- _Short task_
Echo the lines from the one containing "Patent image size: (803, 1345)." through the one containing "The recess 46 is at (530, 983).", both included.

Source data
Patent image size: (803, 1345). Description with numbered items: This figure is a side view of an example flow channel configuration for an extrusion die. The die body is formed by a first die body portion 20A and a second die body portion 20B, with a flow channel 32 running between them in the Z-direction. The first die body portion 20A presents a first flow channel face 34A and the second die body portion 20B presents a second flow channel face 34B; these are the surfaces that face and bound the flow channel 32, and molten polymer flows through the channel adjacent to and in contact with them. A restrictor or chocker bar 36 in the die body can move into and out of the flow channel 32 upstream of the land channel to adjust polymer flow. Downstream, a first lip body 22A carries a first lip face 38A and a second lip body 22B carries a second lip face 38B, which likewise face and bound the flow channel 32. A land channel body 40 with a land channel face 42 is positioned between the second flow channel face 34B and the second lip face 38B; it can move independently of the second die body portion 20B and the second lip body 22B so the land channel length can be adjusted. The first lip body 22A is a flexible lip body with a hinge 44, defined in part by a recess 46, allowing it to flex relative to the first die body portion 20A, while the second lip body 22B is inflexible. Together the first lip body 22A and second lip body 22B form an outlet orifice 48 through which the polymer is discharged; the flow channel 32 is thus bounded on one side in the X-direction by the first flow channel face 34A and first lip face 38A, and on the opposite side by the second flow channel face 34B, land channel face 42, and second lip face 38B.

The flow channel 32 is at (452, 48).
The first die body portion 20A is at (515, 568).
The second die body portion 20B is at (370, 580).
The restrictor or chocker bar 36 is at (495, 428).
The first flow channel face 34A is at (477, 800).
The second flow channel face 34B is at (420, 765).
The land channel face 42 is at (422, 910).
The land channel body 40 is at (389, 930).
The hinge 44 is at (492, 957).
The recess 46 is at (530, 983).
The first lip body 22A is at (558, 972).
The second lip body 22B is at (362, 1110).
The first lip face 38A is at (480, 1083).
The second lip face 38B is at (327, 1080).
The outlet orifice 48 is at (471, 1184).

...

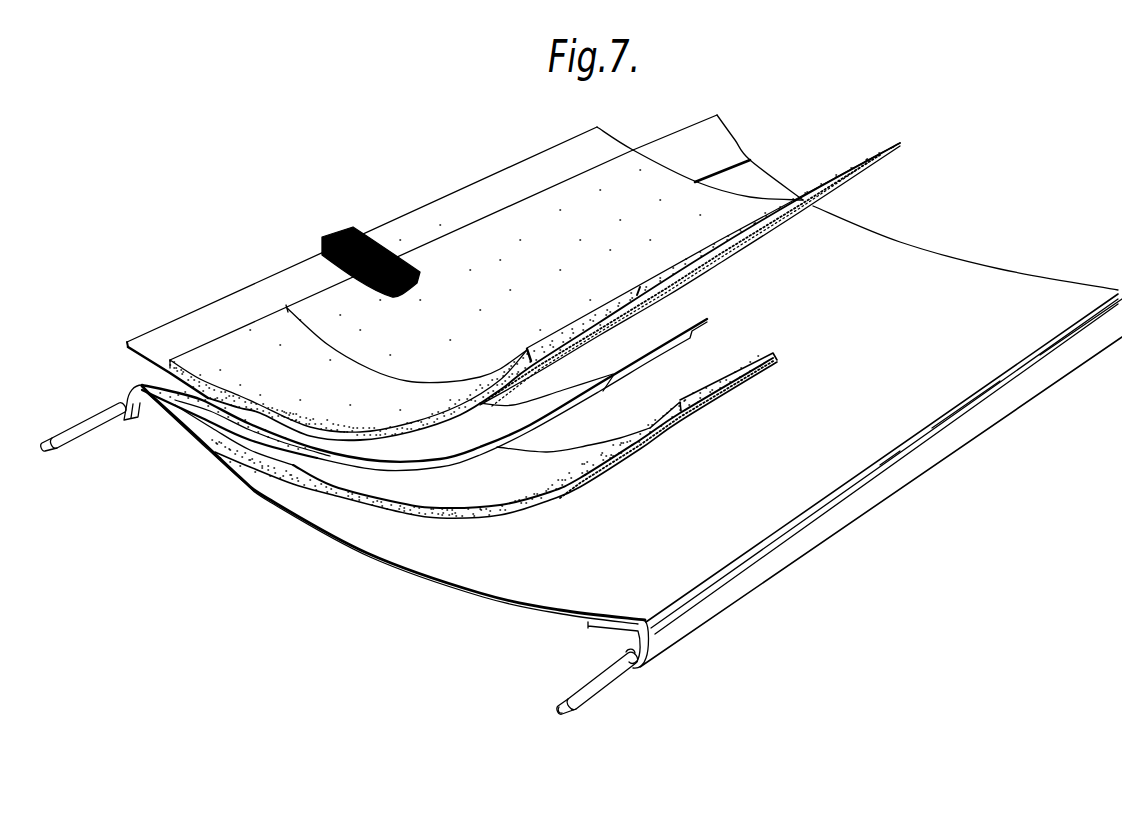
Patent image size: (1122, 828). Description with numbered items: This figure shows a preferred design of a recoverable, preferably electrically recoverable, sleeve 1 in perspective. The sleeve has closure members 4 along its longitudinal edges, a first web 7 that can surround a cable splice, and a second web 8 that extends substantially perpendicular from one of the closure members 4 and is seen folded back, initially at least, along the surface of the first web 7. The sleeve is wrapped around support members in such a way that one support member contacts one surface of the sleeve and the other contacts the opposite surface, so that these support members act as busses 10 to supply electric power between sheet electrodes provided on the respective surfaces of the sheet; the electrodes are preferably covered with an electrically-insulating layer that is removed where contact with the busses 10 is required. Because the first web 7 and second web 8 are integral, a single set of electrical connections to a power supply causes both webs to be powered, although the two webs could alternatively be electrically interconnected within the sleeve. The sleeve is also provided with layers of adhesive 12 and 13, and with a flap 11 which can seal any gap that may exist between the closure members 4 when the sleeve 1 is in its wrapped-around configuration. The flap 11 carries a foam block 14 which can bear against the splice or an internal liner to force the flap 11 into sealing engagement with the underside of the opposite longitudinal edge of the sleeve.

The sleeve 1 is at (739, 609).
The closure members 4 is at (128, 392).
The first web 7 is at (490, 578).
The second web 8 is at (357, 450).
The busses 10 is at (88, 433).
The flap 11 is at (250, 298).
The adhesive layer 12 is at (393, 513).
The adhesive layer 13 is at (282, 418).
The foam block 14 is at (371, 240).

- _Complete answer_
Patent image size: (803, 1345). Description with numbered items: This figure is a side view of an example flow channel configuration for an extrusion die. The die body is formed by a first die body portion 20A and a second die body portion 20B, with a flow channel 32 running between them in the Z-direction. The first die body portion 20A presents a first flow channel face 34A and the second die body portion 20B presents a second flow channel face 34B; these are the surfaces that face and bound the flow channel 32, and molten polymer flows through the channel adjacent to and in contact with them. A restrictor or chocker bar 36 in the die body can move into and out of the flow channel 32 upstream of the land channel to adjust polymer flow. Downstream, a first lip body 22A carries a first lip face 38A and a second lip body 22B carries a second lip face 38B, which likewise face and bound the flow channel 32. A land channel body 40 with a land channel face 42 is positioned between the second flow channel face 34B and the second lip face 38B; it can move independently of the second die body portion 20B and the second lip body 22B so the land channel length can be adjusted. The first lip body 22A is a flexible lip body with a hinge 44, defined in part by a recess 46, allowing it to flex relative to the first die body portion 20A, while the second lip body 22B is inflexible. Together the first lip body 22A and second lip body 22B form an outlet orifice 48 through which the polymer is discharged; the flow channel 32 is thus bounded on one side in the X-direction by the first flow channel face 34A and first lip face 38A, and on the opposite side by the second flow channel face 34B, land channel face 42, and second lip face 38B.

The flow channel 32 is at (452, 48).
The first die body portion 20A is at (515, 568).
The second die body portion 20B is at (370, 580).
The restrictor or chocker bar 36 is at (495, 428).
The first flow channel face 34A is at (477, 800).
The second flow channel face 34B is at (420, 765).
The land channel face 42 is at (422, 910).
The land channel body 40 is at (389, 930).
The hinge 44 is at (492, 957).
The recess 46 is at (530, 983).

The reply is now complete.